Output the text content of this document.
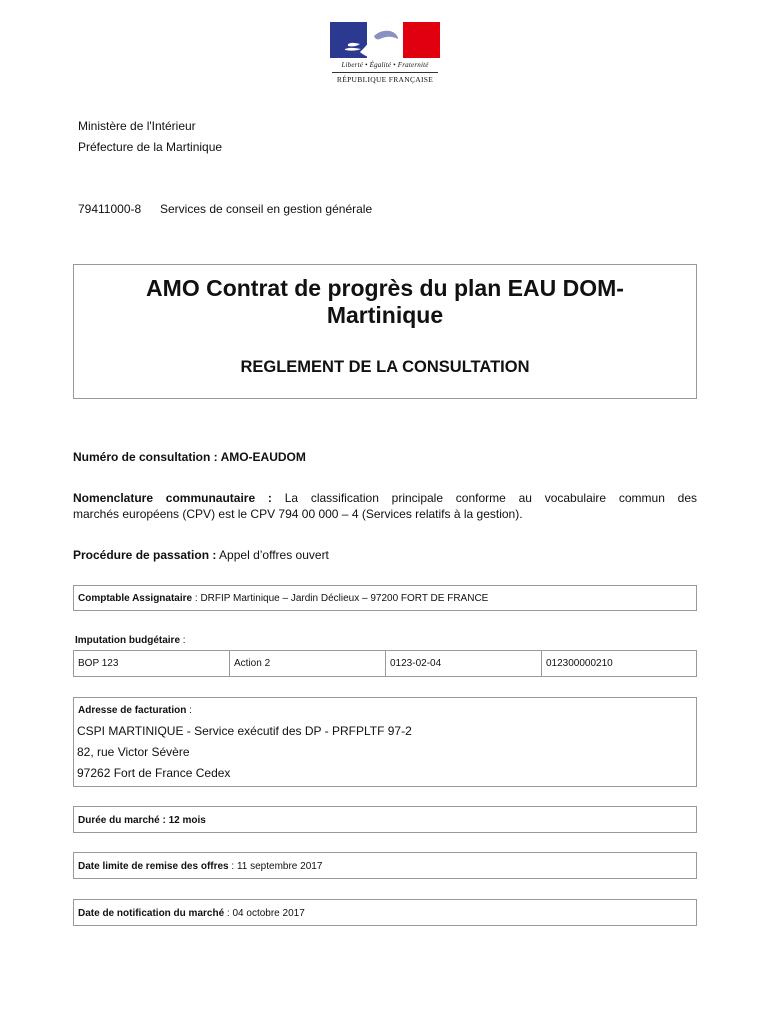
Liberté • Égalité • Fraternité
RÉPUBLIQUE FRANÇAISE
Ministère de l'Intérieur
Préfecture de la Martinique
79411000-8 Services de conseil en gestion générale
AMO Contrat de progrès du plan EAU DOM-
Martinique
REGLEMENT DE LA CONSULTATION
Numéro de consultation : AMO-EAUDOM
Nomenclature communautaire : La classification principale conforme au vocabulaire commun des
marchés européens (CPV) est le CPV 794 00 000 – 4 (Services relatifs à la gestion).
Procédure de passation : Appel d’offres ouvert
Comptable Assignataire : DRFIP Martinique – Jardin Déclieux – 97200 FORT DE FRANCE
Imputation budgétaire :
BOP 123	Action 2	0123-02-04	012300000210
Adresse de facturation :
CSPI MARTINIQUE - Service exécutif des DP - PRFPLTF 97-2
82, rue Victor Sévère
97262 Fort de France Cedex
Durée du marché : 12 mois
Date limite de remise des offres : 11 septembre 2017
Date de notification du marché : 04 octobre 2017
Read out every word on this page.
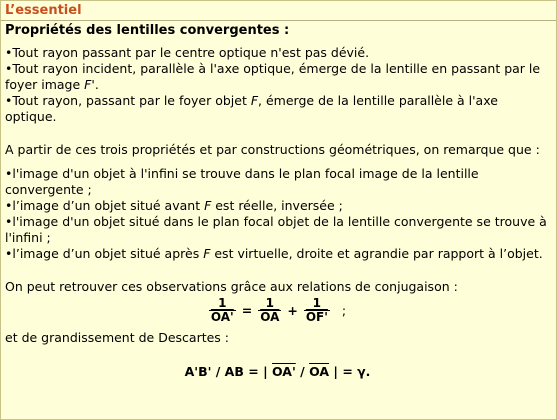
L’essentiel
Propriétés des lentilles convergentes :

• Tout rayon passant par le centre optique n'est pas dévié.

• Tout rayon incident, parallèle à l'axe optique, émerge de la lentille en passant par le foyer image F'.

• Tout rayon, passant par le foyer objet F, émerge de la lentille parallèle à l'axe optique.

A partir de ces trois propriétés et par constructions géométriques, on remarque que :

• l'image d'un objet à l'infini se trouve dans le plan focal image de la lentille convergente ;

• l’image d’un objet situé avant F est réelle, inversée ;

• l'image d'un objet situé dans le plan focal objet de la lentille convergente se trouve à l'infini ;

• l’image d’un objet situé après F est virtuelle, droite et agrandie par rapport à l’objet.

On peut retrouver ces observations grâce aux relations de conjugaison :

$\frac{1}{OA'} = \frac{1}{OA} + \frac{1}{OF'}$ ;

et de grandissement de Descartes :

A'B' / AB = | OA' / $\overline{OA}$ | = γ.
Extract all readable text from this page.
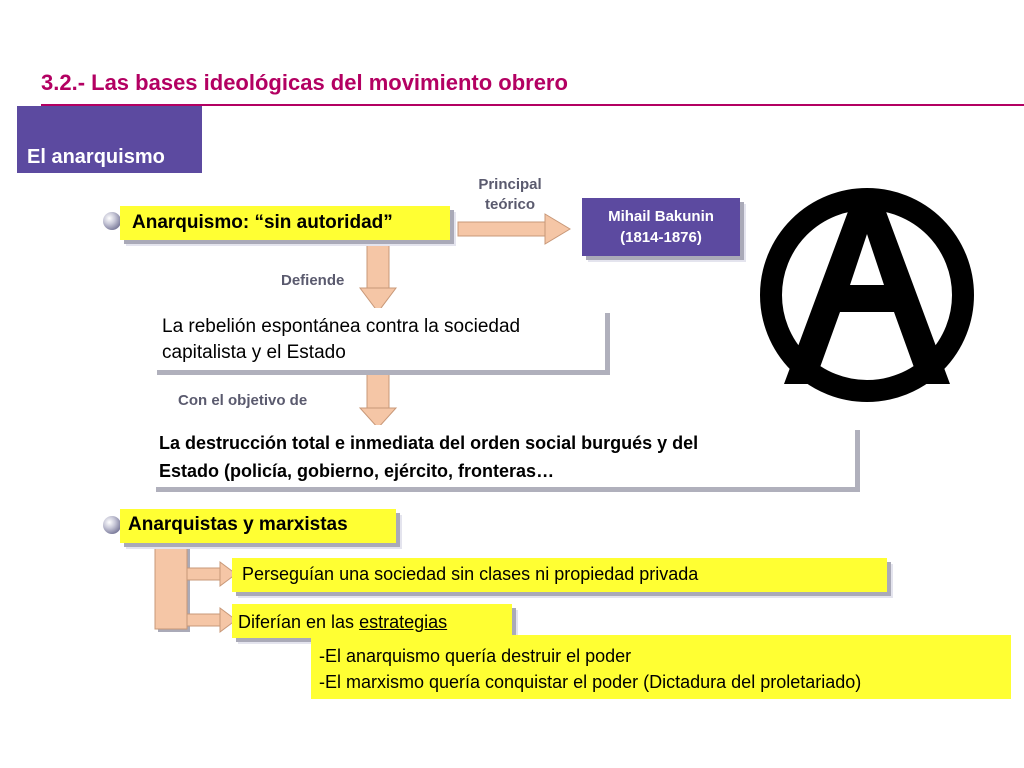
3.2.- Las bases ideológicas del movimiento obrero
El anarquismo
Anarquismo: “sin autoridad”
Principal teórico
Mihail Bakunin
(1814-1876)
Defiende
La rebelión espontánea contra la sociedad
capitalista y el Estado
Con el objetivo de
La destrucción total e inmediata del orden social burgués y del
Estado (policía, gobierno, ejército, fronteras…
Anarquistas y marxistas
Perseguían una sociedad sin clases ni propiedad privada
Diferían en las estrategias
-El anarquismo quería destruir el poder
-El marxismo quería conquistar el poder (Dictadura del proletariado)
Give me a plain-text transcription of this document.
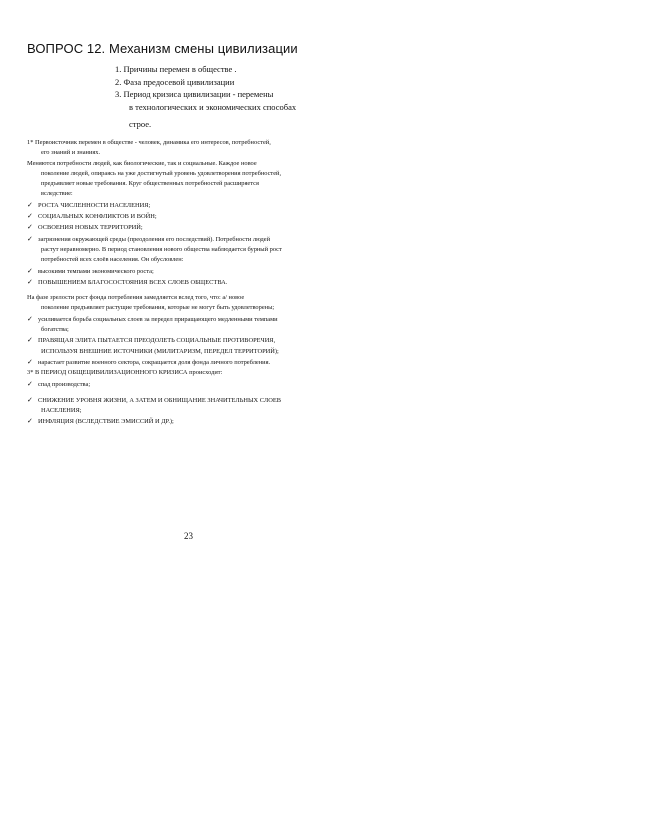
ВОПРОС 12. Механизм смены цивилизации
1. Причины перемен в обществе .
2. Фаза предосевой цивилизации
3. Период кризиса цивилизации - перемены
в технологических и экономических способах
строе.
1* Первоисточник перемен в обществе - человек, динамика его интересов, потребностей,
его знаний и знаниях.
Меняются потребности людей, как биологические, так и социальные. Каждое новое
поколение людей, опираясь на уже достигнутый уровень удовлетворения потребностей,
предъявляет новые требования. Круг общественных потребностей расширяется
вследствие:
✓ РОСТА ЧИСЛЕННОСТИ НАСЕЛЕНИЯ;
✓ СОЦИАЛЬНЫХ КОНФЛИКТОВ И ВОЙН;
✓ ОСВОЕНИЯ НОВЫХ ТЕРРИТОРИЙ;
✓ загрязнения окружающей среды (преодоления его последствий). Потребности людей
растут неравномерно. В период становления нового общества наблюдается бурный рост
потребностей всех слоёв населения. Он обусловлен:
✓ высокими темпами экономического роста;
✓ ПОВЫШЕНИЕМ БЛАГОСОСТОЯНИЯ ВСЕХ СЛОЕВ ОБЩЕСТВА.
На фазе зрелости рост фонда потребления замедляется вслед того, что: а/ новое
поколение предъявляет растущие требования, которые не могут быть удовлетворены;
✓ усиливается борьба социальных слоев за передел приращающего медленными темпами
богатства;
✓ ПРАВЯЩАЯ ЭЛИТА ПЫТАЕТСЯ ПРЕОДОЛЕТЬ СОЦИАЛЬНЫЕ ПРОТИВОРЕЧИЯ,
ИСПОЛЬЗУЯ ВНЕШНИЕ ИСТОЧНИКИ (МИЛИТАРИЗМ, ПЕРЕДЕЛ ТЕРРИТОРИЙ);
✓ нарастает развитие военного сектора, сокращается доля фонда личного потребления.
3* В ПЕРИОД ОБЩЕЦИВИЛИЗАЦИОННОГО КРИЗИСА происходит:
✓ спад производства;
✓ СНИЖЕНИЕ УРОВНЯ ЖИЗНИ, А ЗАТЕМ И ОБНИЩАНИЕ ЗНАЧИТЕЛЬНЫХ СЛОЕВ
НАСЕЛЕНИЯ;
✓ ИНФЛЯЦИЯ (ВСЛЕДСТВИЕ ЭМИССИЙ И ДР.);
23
--
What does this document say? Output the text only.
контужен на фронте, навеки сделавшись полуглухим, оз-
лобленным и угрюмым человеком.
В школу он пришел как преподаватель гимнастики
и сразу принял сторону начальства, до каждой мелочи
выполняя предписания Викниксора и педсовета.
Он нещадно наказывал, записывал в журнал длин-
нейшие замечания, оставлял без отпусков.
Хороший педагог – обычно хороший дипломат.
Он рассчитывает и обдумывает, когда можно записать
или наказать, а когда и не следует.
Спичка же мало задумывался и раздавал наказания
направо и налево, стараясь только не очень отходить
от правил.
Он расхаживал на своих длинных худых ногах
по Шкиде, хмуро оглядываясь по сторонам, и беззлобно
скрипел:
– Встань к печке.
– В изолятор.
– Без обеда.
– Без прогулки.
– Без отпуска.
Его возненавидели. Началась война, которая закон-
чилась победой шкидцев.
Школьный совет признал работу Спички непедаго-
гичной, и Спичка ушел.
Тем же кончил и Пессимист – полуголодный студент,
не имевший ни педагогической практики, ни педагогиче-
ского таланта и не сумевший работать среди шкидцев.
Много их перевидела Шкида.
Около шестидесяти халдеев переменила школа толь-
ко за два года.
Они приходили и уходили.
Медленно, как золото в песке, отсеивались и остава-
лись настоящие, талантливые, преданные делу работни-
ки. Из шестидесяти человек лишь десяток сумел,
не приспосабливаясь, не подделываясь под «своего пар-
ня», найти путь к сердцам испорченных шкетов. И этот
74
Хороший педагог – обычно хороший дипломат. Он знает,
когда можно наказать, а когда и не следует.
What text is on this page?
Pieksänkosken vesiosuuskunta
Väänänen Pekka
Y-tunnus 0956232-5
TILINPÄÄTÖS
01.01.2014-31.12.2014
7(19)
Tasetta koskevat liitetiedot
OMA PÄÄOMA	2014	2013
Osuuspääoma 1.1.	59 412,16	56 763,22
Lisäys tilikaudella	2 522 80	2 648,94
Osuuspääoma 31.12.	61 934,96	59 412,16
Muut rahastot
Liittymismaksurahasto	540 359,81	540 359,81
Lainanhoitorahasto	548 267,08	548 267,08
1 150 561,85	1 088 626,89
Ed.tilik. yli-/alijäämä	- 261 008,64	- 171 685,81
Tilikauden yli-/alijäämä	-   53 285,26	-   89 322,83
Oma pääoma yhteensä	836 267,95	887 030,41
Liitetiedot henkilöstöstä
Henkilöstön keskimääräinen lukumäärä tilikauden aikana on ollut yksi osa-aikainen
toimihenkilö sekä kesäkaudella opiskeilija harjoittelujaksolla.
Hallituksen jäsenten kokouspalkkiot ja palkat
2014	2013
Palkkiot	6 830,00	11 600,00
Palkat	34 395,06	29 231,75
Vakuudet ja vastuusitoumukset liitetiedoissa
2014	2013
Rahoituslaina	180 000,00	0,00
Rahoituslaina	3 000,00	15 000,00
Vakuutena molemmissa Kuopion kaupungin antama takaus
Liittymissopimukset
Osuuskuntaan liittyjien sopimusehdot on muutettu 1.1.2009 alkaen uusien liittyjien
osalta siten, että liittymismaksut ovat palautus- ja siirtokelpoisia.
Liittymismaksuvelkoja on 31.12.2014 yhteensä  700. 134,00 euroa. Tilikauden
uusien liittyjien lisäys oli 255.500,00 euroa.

*TASK STATEMENT*.
Your answer should be a single number: the count of lines in these records that hold the string "ТЕРРИТОРИЙ".

*ANSWER TO THIS TASK*.
2